Your goal: Report only how many lines hold the word "this".

Data listing:
****
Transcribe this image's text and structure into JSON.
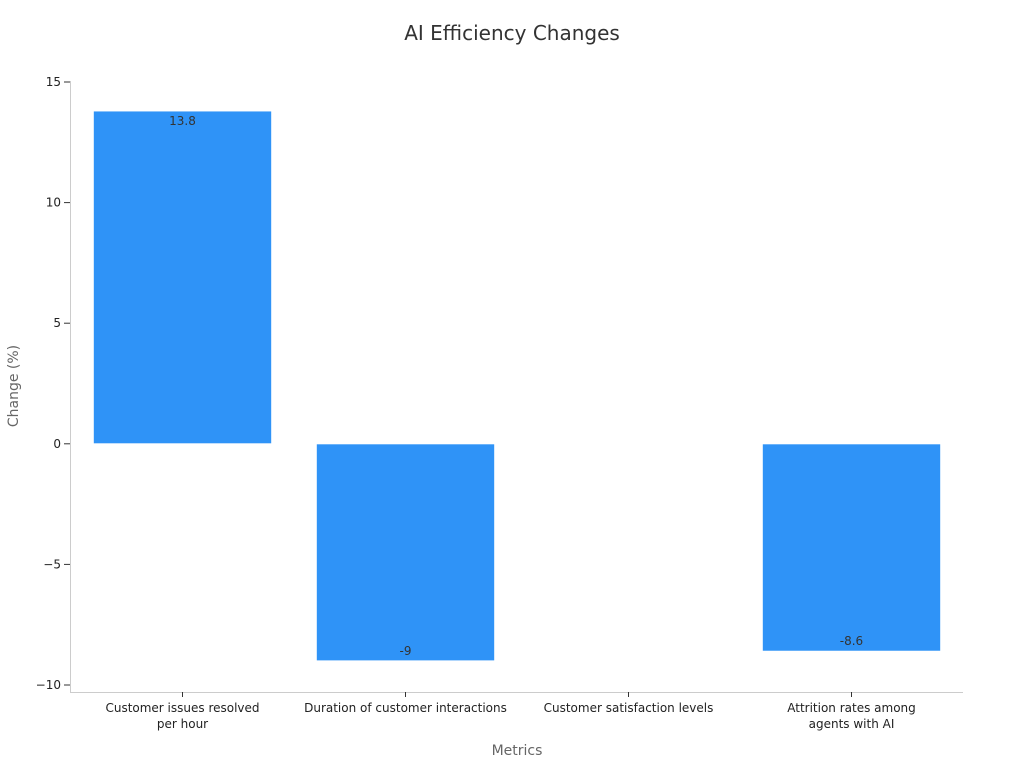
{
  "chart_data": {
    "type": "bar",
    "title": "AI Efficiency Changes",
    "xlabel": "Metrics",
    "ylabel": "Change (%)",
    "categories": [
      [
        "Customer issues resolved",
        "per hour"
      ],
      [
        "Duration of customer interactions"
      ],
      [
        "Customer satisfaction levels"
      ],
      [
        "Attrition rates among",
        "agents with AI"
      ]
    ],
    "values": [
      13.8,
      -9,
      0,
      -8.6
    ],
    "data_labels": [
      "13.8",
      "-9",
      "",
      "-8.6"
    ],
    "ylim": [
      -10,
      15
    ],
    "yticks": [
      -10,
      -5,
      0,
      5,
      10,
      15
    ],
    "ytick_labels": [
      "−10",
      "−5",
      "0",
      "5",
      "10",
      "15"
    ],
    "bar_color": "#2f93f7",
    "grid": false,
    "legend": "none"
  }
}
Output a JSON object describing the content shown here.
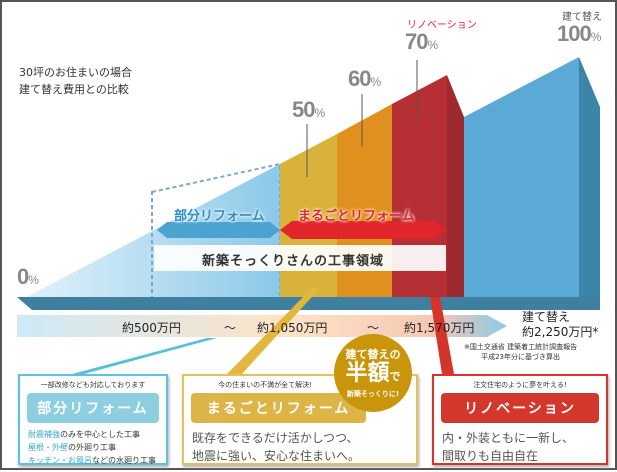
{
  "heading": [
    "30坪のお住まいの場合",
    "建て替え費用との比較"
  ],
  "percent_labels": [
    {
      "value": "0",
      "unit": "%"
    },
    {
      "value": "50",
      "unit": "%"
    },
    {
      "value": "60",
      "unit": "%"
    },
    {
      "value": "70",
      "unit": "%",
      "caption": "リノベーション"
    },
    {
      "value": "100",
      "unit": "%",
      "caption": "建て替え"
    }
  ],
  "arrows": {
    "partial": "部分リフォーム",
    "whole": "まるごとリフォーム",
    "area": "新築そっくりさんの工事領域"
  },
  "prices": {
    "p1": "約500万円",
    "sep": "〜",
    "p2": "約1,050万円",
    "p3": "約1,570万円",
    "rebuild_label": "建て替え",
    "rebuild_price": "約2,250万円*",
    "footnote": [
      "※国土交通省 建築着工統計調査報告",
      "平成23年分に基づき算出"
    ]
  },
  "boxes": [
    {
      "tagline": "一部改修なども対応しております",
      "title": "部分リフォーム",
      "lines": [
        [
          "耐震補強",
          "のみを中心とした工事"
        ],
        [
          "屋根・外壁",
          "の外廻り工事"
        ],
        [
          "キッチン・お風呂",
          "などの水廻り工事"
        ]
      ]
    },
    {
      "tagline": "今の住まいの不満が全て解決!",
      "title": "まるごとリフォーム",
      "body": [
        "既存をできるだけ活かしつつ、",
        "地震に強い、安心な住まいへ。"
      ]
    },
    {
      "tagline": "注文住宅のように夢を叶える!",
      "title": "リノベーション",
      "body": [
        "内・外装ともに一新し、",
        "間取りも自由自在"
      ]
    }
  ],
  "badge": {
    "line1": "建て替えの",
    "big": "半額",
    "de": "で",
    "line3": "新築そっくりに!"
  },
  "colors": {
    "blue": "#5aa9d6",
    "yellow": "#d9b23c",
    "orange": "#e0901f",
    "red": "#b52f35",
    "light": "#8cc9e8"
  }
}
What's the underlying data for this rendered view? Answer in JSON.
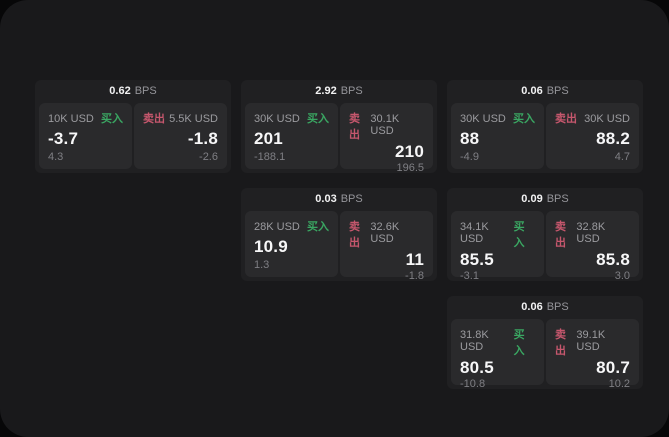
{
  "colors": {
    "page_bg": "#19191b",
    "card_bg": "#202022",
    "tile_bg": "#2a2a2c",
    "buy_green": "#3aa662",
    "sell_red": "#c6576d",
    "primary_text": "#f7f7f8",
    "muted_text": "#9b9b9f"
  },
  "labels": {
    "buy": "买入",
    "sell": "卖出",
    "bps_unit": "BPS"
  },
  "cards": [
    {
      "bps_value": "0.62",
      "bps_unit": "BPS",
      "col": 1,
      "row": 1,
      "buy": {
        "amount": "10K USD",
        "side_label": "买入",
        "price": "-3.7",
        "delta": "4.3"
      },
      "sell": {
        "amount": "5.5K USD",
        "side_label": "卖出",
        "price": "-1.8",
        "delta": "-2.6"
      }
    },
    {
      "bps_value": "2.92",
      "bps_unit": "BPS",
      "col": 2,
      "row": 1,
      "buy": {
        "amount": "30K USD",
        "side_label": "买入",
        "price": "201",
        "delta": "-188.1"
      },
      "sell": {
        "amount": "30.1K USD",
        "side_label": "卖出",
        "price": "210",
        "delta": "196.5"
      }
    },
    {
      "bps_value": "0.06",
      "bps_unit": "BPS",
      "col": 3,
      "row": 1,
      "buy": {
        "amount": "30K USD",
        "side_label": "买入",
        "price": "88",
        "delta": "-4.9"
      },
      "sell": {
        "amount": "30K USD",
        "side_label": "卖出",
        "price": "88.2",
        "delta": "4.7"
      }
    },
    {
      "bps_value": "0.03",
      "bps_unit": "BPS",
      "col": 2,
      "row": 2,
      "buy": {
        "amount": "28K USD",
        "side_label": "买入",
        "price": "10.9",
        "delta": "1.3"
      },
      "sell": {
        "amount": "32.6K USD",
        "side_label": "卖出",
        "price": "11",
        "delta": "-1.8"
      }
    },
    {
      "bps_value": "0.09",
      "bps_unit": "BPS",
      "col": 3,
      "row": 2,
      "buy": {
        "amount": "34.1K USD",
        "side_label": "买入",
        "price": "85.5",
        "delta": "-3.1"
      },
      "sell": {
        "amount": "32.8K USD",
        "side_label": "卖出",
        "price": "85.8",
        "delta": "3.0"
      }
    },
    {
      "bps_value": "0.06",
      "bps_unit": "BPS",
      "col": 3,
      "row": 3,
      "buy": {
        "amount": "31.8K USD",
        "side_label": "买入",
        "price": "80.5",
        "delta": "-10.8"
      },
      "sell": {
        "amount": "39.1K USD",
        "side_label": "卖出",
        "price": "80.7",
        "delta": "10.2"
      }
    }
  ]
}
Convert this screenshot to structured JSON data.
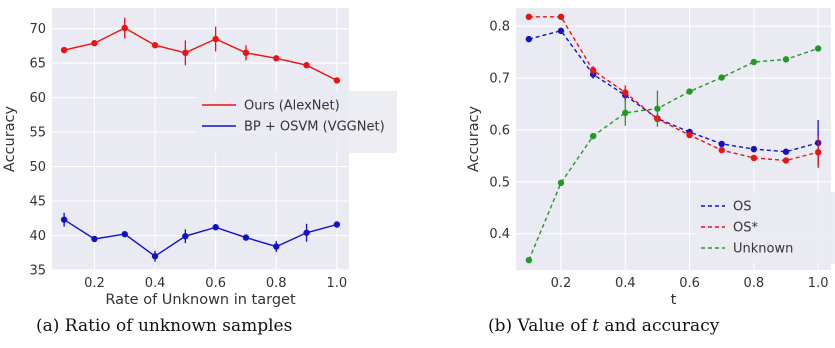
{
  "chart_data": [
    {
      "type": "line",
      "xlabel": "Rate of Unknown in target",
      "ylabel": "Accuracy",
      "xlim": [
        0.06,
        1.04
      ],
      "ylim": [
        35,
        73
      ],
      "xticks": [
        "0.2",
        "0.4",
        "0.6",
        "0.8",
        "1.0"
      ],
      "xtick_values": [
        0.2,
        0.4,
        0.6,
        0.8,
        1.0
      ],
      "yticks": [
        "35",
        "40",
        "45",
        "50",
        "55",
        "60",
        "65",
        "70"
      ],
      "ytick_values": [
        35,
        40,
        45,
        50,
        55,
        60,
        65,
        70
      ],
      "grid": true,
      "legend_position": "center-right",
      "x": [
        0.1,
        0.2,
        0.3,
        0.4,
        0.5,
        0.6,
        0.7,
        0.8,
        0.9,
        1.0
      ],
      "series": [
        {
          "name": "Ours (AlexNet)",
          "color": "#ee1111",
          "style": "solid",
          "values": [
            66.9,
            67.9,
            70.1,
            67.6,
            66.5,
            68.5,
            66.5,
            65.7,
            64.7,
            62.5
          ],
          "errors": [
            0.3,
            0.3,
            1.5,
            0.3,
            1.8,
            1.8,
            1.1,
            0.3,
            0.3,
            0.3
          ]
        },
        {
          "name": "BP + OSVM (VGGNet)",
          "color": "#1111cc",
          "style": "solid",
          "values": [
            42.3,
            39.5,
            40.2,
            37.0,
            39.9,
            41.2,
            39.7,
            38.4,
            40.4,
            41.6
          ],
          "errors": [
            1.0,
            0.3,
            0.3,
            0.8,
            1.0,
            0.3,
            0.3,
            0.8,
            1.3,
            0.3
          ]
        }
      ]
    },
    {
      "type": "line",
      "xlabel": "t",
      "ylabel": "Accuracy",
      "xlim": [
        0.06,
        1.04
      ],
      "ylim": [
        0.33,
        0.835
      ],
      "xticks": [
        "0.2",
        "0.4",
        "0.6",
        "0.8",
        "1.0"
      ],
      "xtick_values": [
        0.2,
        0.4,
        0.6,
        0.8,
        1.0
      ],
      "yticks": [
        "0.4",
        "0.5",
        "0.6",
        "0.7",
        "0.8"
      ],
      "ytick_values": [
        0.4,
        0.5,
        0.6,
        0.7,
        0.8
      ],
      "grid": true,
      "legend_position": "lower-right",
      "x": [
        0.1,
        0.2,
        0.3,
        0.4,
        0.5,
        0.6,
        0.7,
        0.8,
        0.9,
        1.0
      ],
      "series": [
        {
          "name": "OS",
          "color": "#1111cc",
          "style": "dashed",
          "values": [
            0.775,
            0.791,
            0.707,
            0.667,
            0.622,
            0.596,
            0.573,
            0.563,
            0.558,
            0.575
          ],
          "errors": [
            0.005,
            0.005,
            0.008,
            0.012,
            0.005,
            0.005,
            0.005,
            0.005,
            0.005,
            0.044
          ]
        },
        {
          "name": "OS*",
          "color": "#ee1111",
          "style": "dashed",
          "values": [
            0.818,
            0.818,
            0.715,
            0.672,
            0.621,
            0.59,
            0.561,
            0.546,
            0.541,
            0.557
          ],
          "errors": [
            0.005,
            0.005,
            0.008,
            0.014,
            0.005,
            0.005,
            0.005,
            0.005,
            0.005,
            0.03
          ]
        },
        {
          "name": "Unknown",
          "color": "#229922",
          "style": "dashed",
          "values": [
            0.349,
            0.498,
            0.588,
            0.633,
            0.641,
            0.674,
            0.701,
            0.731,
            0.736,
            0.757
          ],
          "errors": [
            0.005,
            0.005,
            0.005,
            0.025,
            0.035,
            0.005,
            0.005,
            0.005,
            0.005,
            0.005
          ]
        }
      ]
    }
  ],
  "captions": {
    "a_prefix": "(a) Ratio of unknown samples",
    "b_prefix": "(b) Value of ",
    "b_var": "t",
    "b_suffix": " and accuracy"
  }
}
****
Result below: 3